Instruction:
Repeat every record below exactly, omitting any pictures.

Saved entries
* * * * * * * * *

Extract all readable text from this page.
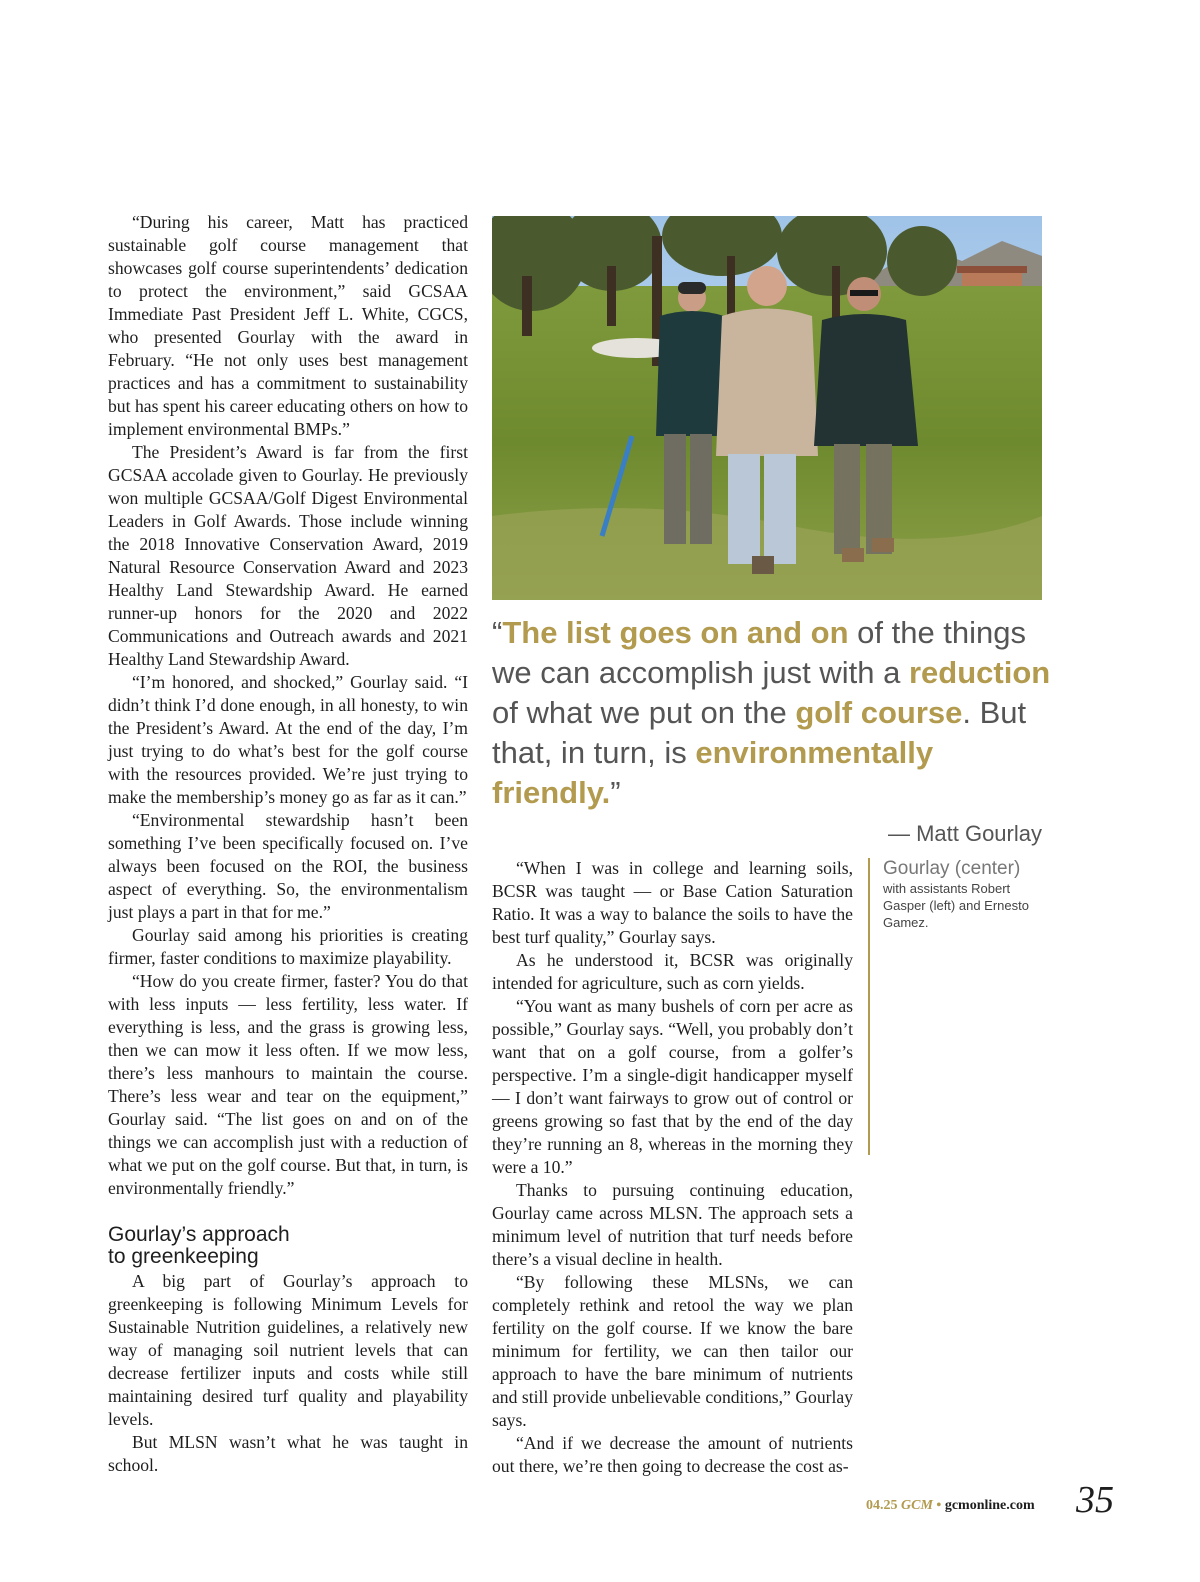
“During his career, Matt has practiced sustainable golf course management that showcases golf course superintendents’ dedication to protect the environment,” said GCSAA Immediate Past President Jeff L. White, CGCS, who presented Gourlay with the award in February. “He not only uses best management practices and has a commitment to sustainability but has spent his career educating others on how to implement environmental BMPs.”

The President’s Award is far from the first GCSAA accolade given to Gourlay. He previously won multiple GCSAA/Golf Digest Environmental Leaders in Golf Awards. Those include winning the 2018 Innovative Conservation Award, 2019 Natural Resource Conservation Award and 2023 Healthy Land Stewardship Award. He earned runner-up honors for the 2020 and 2022 Communications and Outreach awards and 2021 Healthy Land Stewardship Award.

“I’m honored, and shocked,” Gourlay said. “I didn’t think I’d done enough, in all honesty, to win the President’s Award. At the end of the day, I’m just trying to do what’s best for the golf course with the resources provided. We’re just trying to make the membership’s money go as far as it can.”

“Environmental stewardship hasn’t been something I’ve been specifically focused on. I’ve always been focused on the ROI, the business aspect of everything. So, the environmentalism just plays a part in that for me.”

Gourlay said among his priorities is creating firmer, faster conditions to maximize playability.

“How do you create firmer, faster? You do that with less inputs — less fertility, less water. If everything is less, and the grass is growing less, then we can mow it less often. If we mow less, there’s less manhours to maintain the course. There’s less wear and tear on the equipment,” Gourlay said. “The list goes on and on of the things we can accomplish just with a reduction of what we put on the golf course. But that, in turn, is environmentally friendly.”

Gourlay’s approach
to greenkeeping

A big part of Gourlay’s approach to greenkeeping is following Minimum Levels for Sustainable Nutrition guidelines, a relatively new way of managing soil nutrient levels that can decrease fertilizer inputs and costs while still maintaining desired turf quality and playability levels.

But MLSN wasn’t what he was taught in school.

“The list goes on and on of the things we can accomplish just with a reduction of what we put on the golf course. But that, in turn, is environmentally friendly.”

— Matt Gourlay

“When I was in college and learning soils, BCSR was taught — or Base Cation Saturation Ratio. It was a way to balance the soils to have the best turf quality,” Gourlay says.

As he understood it, BCSR was originally intended for agriculture, such as corn yields.

“You want as many bushels of corn per acre as possible,” Gourlay says. “Well, you probably don’t want that on a golf course, from a golfer’s perspective. I’m a single-digit handicapper myself — I don’t want fairways to grow out of control or greens growing so fast that by the end of the day they’re running an 8, whereas in the morning they were a 10.”

Thanks to pursuing continuing education, Gourlay came across MLSN. The approach sets a minimum level of nutrition that turf needs before there’s a visual decline in health.

“By following these MLSNs, we can completely rethink and retool the way we plan fertility on the golf course. If we know the bare minimum for fertility, we can then tailor our approach to have the bare minimum of nutrients and still provide unbelievable conditions,” Gourlay says.

“And if we decrease the amount of nutrients out there, we’re then going to decrease the cost as-

Gourlay (center)
with assistants Robert Gasper (left) and Ernesto Gamez.
04.25 GCM • gcmonline.com 35
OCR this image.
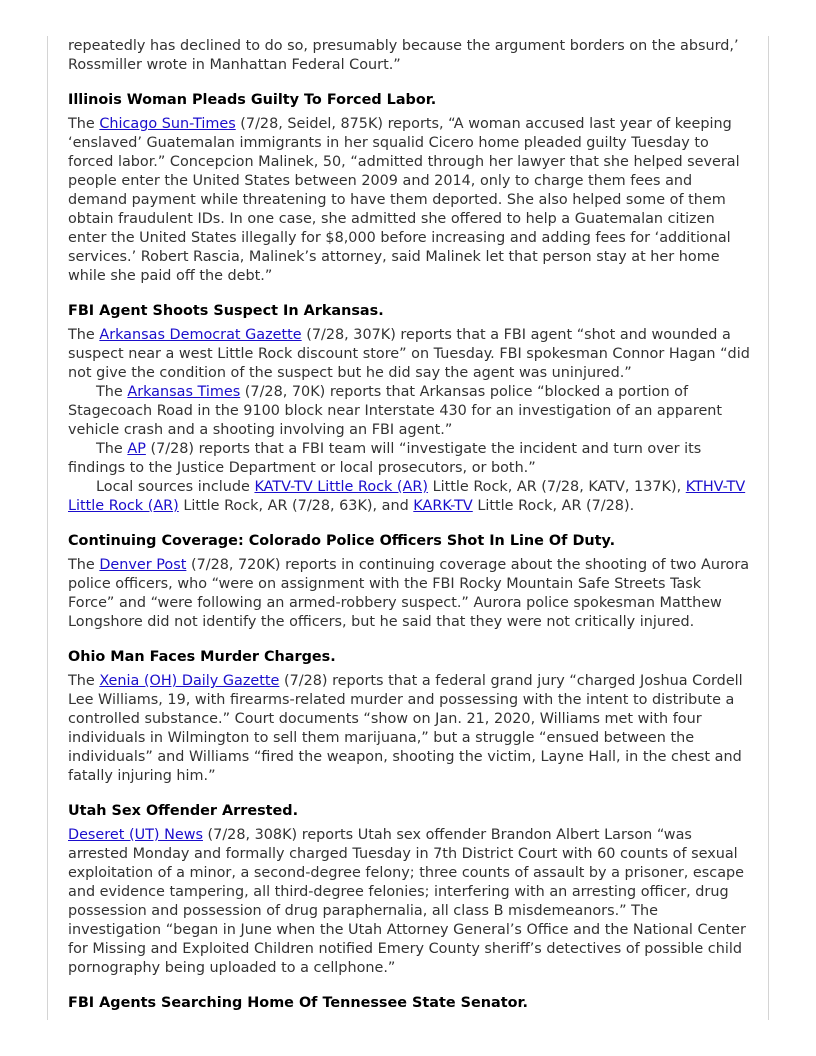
repeatedly has declined to do so, presumably because the argument borders on the absurd,’ Rossmiller wrote in Manhattan Federal Court.”

Illinois Woman Pleads Guilty To Forced Labor.

The Chicago Sun-Times (7/28, Seidel, 875K) reports, “A woman accused last year of keeping ‘enslaved’ Guatemalan immigrants in her squalid Cicero home pleaded guilty Tuesday to forced labor.” Concepcion Malinek, 50, “admitted through her lawyer that she helped several people enter the United States between 2009 and 2014, only to charge them fees and demand payment while threatening to have them deported. She also helped some of them obtain fraudulent IDs. In one case, she admitted she offered to help a Guatemalan citizen enter the United States illegally for $8,000 before increasing and adding fees for ‘additional services.’ Robert Rascia, Malinek’s attorney, said Malinek let that person stay at her home while she paid off the debt.”

FBI Agent Shoots Suspect In Arkansas.

The Arkansas Democrat Gazette (7/28, 307K) reports that a FBI agent “shot and wounded a suspect near a west Little Rock discount store” on Tuesday. FBI spokesman Connor Hagan “did not give the condition of the suspect but he did say the agent was uninjured.”

The Arkansas Times (7/28, 70K) reports that Arkansas police “blocked a portion of Stagecoach Road in the 9100 block near Interstate 430 for an investigation of an apparent vehicle crash and a shooting involving an FBI agent.”

The AP (7/28) reports that a FBI team will “investigate the incident and turn over its findings to the Justice Department or local prosecutors, or both.”

Local sources include KATV-TV Little Rock (AR) Little Rock, AR (7/28, KATV, 137K), KTHV-TV Little Rock (AR) Little Rock, AR (7/28, 63K), and KARK-TV Little Rock, AR (7/28).

Continuing Coverage: Colorado Police Officers Shot In Line Of Duty.

The Denver Post (7/28, 720K) reports in continuing coverage about the shooting of two Aurora police officers, who “were on assignment with the FBI Rocky Mountain Safe Streets Task Force” and “were following an armed-robbery suspect.” Aurora police spokesman Matthew Longshore did not identify the officers, but he said that they were not critically injured.

Ohio Man Faces Murder Charges.

The Xenia (OH) Daily Gazette (7/28) reports that a federal grand jury “charged Joshua Cordell Lee Williams, 19, with firearms-related murder and possessing with the intent to distribute a controlled substance.” Court documents “show on Jan. 21, 2020, Williams met with four individuals in Wilmington to sell them marijuana,” but a struggle “ensued between the individuals” and Williams “fired the weapon, shooting the victim, Layne Hall, in the chest and fatally injuring him.”

Utah Sex Offender Arrested.

Deseret (UT) News (7/28, 308K) reports Utah sex offender Brandon Albert Larson “was arrested Monday and formally charged Tuesday in 7th District Court with 60 counts of sexual exploitation of a minor, a second-degree felony; three counts of assault by a prisoner, escape and evidence tampering, all third-degree felonies; interfering with an arresting officer, drug possession and possession of drug paraphernalia, all class B misdemeanors.” The investigation “began in June when the Utah Attorney General’s Office and the National Center for Missing and Exploited Children notified Emery County sheriff’s detectives of possible child pornography being uploaded to a cellphone.”

FBI Agents Searching Home Of Tennessee State Senator.
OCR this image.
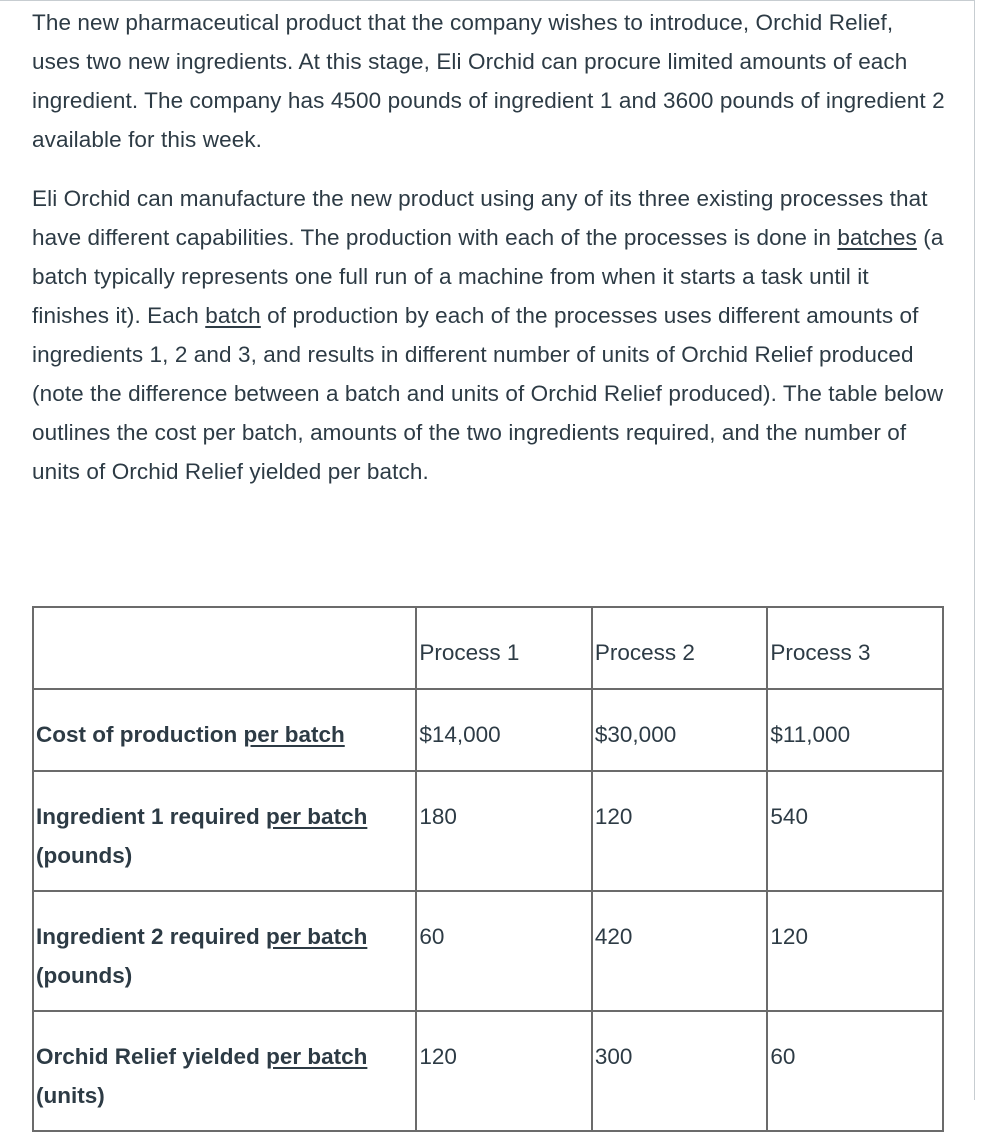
The new pharmaceutical product that the company wishes to introduce, Orchid Relief, uses two new ingredients. At this stage, Eli Orchid can procure limited amounts of each ingredient. The company has 4500 pounds of ingredient 1 and 3600 pounds of ingredient 2 available for this week.

Eli Orchid can manufacture the new product using any of its three existing processes that have different capabilities. The production with each of the processes is done in batches (a batch typically represents one full run of a machine from when it starts a task until it finishes it). Each batch of production by each of the processes uses different amounts of ingredients 1, 2 and 3, and results in different number of units of Orchid Relief produced (note the difference between a batch and units of Orchid Relief produced). The table below outlines the cost per batch, amounts of the two ingredients required, and the number of units of Orchid Relief yielded per batch.

	Process 1	Process 2	Process 3
Cost of production per batch	$14,000	$30,000	$11,000
Ingredient 1 required per batch (pounds)	180	120	540
Ingredient 2 required per batch (pounds)	60	420	120
Orchid Relief yielded per batch (units)	120	300	60
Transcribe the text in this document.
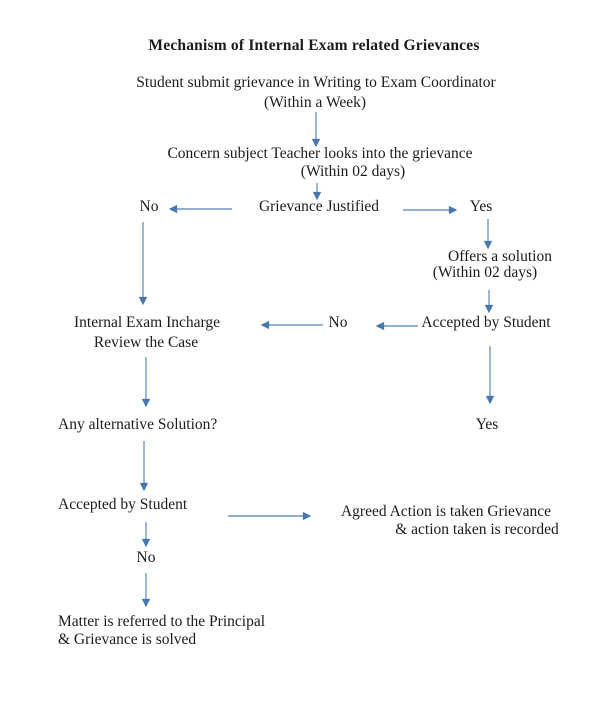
Mechanism of Internal Exam related Grievances
Student submit grievance in Writing to Exam Coordinator
(Within a Week)
Concern subject Teacher looks into the grievance
(Within 02 days)
No	Grievance Justified	Yes
Offers a solution
(Within 02 days)
Accepted by Student
No
Internal Exam Incharge
Review the Case
Any alternative Solution?	Yes
Accepted by Student	Agreed Action is taken Grievance
& action taken is recorded
No
Matter is referred to the Principal
& Grievance is solved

* * * * * * * * *

Solution:
Extract all readable text from this page.
“During his career, Matt has practiced sustainable golf course management that showcases golf course superintendents’ dedication to protect the environment,” said GCSAA Immediate Past President Jeff L. White, CGCS, who presented Gourlay with the award in February. “He not only uses best management practices and has a commitment to sustainability but has spent his career educating others on how to implement environmental BMPs.”

The President’s Award is far from the first GCSAA accolade given to Gourlay. He previously won multiple GCSAA/Golf Digest Environmental Leaders in Golf Awards. Those include winning the 2018 Innovative Conservation Award, 2019 Natural Resource Conservation Award and 2023 Healthy Land Stewardship Award. He earned runner-up honors for the 2020 and 2022 Communications and Outreach awards and 2021 Healthy Land Stewardship Award.

“I’m honored, and shocked,” Gourlay said. “I didn’t think I’d done enough, in all honesty, to win the President’s Award. At the end of the day, I’m just trying to do what’s best for the golf course with the resources provided. We’re just trying to make the membership’s money go as far as it can.”

“Environmental stewardship hasn’t been something I’ve been specifically focused on. I’ve always been focused on the ROI, the business aspect of everything. So, the environmentalism just plays a part in that for me.”

Gourlay said among his priorities is creating firmer, faster conditions to maximize playability.

“How do you create firmer, faster? You do that with less inputs — less fertility, less water. If everything is less, and the grass is growing less, then we can mow it less often. If we mow less, there’s less manhours to maintain the course. There’s less wear and tear on the equipment,” Gourlay said. “The list goes on and on of the things we can accomplish just with a reduction of what we put on the golf course. But that, in turn, is environmentally friendly.”

Gourlay’s approach
to greenkeeping

A big part of Gourlay’s approach to greenkeeping is following Minimum Levels for Sustainable Nutrition guidelines, a relatively new way of managing soil nutrient levels that can decrease fertilizer inputs and costs while still maintaining desired turf quality and playability levels.

But MLSN wasn’t what he was taught in school.

“The list goes on and on of the things we can accomplish just with a reduction of what we put on the golf course. But that, in turn, is environmentally friendly.”

— Matt Gourlay

“When I was in college and learning soils, BCSR was taught — or Base Cation Saturation Ratio. It was a way to balance the soils to have the best turf quality,” Gourlay says.

As he understood it, BCSR was originally intended for agriculture, such as corn yields.

“You want as many bushels of corn per acre as possible,” Gourlay says. “Well, you probably don’t want that on a golf course, from a golfer’s perspective. I’m a single-digit handicapper myself — I don’t want fairways to grow out of control or greens growing so fast that by the end of the day they’re running an 8, whereas in the morning they were a 10.”

Thanks to pursuing continuing education, Gourlay came across MLSN. The approach sets a minimum level of nutrition that turf needs before there’s a visual decline in health.

“By following these MLSNs, we can completely rethink and retool the way we plan fertility on the golf course. If we know the bare minimum for fertility, we can then tailor our approach to have the bare minimum of nutrients and still provide unbelievable conditions,” Gourlay says.

“And if we decrease the amount of nutrients out there, we’re then going to decrease the cost as-

Gourlay (center)
with assistants Robert Gasper (left) and Ernesto Gamez.
04.25 GCM • gcmonline.com 35
OCR this image.
repeatedly has declined to do so, presumably because the argument borders on the absurd,’ Rossmiller wrote in Manhattan Federal Court.”

Illinois Woman Pleads Guilty To Forced Labor.

The Chicago Sun-Times (7/28, Seidel, 875K) reports, “A woman accused last year of keeping ‘enslaved’ Guatemalan immigrants in her squalid Cicero home pleaded guilty Tuesday to forced labor.” Concepcion Malinek, 50, “admitted through her lawyer that she helped several people enter the United States between 2009 and 2014, only to charge them fees and demand payment while threatening to have them deported. She also helped some of them obtain fraudulent IDs. In one case, she admitted she offered to help a Guatemalan citizen enter the United States illegally for $8,000 before increasing and adding fees for ‘additional services.’ Robert Rascia, Malinek’s attorney, said Malinek let that person stay at her home while she paid off the debt.”

FBI Agent Shoots Suspect In Arkansas.

The Arkansas Democrat Gazette (7/28, 307K) reports that a FBI agent “shot and wounded a suspect near a west Little Rock discount store” on Tuesday. FBI spokesman Connor Hagan “did not give the condition of the suspect but he did say the agent was uninjured.”

The Arkansas Times (7/28, 70K) reports that Arkansas police “blocked a portion of Stagecoach Road in the 9100 block near Interstate 430 for an investigation of an apparent vehicle crash and a shooting involving an FBI agent.”

The AP (7/28) reports that a FBI team will “investigate the incident and turn over its findings to the Justice Department or local prosecutors, or both.”

Local sources include KATV-TV Little Rock (AR) Little Rock, AR (7/28, KATV, 137K), KTHV-TV Little Rock (AR) Little Rock, AR (7/28, 63K), and KARK-TV Little Rock, AR (7/28).

Continuing Coverage: Colorado Police Officers Shot In Line Of Duty.

The Denver Post (7/28, 720K) reports in continuing coverage about the shooting of two Aurora police officers, who “were on assignment with the FBI Rocky Mountain Safe Streets Task Force” and “were following an armed-robbery suspect.” Aurora police spokesman Matthew Longshore did not identify the officers, but he said that they were not critically injured.

Ohio Man Faces Murder Charges.

The Xenia (OH) Daily Gazette (7/28) reports that a federal grand jury “charged Joshua Cordell Lee Williams, 19, with firearms-related murder and possessing with the intent to distribute a controlled substance.” Court documents “show on Jan. 21, 2020, Williams met with four individuals in Wilmington to sell them marijuana,” but a struggle “ensued between the individuals” and Williams “fired the weapon, shooting the victim, Layne Hall, in the chest and fatally injuring him.”

Utah Sex Offender Arrested.

Deseret (UT) News (7/28, 308K) reports Utah sex offender Brandon Albert Larson “was arrested Monday and formally charged Tuesday in 7th District Court with 60 counts of sexual exploitation of a minor, a second-degree felony; three counts of assault by a prisoner, escape and evidence tampering, all third-degree felonies; interfering with an arresting officer, drug possession and possession of drug paraphernalia, all class B misdemeanors.” The investigation “began in June when the Utah Attorney General’s Office and the National Center for Missing and Exploited Children notified Emery County sheriff’s detectives of possible child pornography being uploaded to a cellphone.”

FBI Agents Searching Home Of Tennessee State Senator.
OCR this image.
The new pharmaceutical product that the company wishes to introduce, Orchid Relief, uses two new ingredients. At this stage, Eli Orchid can procure limited amounts of each ingredient. The company has 4500 pounds of ingredient 1 and 3600 pounds of ingredient 2 available for this week.

Eli Orchid can manufacture the new product using any of its three existing processes that have different capabilities. The production with each of the processes is done in batches (a batch typically represents one full run of a machine from when it starts a task until it finishes it). Each batch of production by each of the processes uses different amounts of ingredients 1, 2 and 3, and results in different number of units of Orchid Relief produced (note the difference between a batch and units of Orchid Relief produced). The table below outlines the cost per batch, amounts of the two ingredients required, and the number of units of Orchid Relief yielded per batch.

	Process 1	Process 2	Process 3
Cost of production per batch	$14,000	$30,000	$11,000
Ingredient 1 required per batch (pounds)	180	120	540
Ingredient 2 required per batch (pounds)	60	420	120
Orchid Relief yielded per batch (units)	120	300	60
Transcribe the text in this document.
Mechanism of Internal Exam related Grievances
Student submit grievance in Writing to Exam Coordinator
(Within a Week)
Concern subject Teacher looks into the grievance
(Within 02 days)
No	Grievance Justified	Yes
Offers a solution
(Within 02 days)
Accepted by Student
No
Internal Exam Incharge
Review the Case
Any alternative Solution?	Yes
Accepted by Student	Agreed Action is taken Grievance
& action taken is recorded
No
Matter is referred to the Principal
& Grievance is solved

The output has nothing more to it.